▶ [Task] In the data below, find every line with the word "Reaction" and copy it out.

▶ [Listed entries]

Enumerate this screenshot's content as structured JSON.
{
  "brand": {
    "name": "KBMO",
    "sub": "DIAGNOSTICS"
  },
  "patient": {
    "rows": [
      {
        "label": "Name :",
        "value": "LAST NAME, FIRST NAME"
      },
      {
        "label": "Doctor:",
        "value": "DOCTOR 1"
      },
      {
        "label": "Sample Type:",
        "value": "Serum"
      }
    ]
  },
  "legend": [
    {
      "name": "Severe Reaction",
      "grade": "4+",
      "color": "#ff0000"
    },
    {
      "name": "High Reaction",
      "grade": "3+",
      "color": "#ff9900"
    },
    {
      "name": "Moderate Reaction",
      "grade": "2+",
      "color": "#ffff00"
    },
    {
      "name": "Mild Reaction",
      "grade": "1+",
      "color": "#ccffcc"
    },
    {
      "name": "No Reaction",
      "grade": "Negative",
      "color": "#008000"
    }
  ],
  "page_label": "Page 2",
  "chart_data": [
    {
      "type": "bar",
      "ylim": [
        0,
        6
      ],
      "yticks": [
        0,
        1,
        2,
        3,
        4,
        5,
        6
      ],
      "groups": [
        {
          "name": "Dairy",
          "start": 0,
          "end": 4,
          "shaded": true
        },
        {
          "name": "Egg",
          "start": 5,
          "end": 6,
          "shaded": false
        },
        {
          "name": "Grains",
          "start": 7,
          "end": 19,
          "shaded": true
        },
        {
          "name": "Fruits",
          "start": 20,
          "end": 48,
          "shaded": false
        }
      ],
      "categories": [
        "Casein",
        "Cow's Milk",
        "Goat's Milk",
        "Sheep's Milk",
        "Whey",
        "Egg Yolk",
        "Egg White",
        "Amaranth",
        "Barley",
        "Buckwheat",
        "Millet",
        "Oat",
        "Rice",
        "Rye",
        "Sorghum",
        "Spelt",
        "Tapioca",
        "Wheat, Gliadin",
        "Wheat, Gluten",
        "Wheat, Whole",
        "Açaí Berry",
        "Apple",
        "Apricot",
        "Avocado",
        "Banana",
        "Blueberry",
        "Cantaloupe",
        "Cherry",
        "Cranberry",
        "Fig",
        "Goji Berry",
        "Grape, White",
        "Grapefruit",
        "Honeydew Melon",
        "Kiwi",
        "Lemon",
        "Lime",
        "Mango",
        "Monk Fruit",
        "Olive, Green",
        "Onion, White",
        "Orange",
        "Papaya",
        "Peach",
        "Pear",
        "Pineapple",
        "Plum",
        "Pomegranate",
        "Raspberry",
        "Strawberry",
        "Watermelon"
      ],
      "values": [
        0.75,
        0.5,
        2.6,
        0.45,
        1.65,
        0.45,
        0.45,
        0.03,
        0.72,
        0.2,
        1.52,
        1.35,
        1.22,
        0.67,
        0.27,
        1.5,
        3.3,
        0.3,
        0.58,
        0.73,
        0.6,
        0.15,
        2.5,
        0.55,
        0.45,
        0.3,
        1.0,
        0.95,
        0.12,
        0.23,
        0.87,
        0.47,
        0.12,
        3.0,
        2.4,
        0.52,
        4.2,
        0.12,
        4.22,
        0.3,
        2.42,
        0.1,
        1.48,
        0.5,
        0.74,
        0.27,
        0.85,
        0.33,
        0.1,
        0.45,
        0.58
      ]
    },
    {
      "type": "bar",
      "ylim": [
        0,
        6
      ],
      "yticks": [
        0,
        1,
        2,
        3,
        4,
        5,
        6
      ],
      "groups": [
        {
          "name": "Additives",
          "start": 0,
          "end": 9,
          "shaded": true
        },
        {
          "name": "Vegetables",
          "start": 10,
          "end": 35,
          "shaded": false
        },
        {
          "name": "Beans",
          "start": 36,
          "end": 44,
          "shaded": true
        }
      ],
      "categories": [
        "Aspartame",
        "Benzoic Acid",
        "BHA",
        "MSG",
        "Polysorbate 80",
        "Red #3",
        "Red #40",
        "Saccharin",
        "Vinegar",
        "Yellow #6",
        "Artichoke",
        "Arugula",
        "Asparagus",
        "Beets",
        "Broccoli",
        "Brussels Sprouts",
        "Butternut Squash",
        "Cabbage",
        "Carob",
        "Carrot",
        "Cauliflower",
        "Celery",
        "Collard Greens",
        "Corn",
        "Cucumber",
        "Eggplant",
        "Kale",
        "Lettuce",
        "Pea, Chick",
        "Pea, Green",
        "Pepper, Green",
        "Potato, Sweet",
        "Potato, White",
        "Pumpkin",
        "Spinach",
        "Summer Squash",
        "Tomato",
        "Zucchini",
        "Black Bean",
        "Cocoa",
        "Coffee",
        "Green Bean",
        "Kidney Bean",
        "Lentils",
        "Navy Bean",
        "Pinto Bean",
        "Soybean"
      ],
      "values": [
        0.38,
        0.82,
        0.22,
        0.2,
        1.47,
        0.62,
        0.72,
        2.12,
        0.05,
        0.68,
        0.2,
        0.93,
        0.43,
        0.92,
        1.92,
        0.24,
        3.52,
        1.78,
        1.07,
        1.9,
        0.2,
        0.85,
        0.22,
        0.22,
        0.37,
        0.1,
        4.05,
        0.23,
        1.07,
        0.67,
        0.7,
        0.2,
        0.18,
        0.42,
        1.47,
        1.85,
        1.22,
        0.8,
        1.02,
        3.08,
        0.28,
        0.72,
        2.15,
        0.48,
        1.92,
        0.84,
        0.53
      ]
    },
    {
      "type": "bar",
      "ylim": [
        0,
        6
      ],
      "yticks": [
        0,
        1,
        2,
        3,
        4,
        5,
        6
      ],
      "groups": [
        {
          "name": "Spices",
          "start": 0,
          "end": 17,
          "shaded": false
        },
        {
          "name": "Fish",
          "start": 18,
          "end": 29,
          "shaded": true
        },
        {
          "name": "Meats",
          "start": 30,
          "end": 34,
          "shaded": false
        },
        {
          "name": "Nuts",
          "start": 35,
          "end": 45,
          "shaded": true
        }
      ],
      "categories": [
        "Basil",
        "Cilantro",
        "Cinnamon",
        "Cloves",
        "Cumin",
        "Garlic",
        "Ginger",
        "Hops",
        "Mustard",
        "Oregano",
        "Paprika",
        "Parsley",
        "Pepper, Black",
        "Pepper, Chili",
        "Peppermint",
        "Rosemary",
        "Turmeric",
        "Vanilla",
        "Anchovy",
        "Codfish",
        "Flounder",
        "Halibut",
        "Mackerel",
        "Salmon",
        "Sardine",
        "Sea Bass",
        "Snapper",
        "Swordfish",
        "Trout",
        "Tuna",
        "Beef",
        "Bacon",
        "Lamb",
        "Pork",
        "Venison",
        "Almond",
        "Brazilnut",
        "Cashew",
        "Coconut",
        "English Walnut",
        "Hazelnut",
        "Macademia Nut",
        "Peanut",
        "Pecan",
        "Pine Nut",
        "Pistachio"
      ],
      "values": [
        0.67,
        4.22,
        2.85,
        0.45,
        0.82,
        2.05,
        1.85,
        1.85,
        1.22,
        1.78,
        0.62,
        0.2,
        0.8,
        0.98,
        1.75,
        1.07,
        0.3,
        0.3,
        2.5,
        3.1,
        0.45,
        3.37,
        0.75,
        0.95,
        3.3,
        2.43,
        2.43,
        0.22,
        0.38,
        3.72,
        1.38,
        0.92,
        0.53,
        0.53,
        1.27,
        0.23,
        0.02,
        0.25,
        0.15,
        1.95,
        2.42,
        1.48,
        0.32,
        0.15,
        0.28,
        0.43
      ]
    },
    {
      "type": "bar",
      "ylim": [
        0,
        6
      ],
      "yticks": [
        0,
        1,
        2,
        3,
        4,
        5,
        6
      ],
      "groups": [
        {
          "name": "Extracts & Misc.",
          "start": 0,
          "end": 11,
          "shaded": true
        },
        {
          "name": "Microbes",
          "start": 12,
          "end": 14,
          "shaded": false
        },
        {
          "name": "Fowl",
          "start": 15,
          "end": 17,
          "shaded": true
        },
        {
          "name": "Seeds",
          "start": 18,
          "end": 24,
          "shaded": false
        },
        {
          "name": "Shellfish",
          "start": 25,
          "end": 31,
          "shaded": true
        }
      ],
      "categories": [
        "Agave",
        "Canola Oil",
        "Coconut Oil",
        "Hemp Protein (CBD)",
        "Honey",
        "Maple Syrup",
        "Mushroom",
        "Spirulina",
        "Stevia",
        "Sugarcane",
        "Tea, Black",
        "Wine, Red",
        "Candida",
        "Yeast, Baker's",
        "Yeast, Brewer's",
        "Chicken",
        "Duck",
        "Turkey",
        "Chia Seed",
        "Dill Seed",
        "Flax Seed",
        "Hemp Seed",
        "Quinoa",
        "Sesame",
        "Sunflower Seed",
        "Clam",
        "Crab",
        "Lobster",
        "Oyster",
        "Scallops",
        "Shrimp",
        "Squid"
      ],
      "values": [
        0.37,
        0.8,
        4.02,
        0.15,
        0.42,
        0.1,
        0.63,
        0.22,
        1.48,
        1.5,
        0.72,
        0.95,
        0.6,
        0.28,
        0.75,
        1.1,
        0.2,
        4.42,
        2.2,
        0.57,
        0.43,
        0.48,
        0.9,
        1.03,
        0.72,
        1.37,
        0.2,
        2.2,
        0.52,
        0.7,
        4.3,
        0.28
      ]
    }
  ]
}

▶ [Exercise answer]
      "name": "Severe Reaction",
      "name": "High Reaction",
      "name": "Moderate Reaction",
      "name": "Mild Reaction",
      "name": "No Reaction",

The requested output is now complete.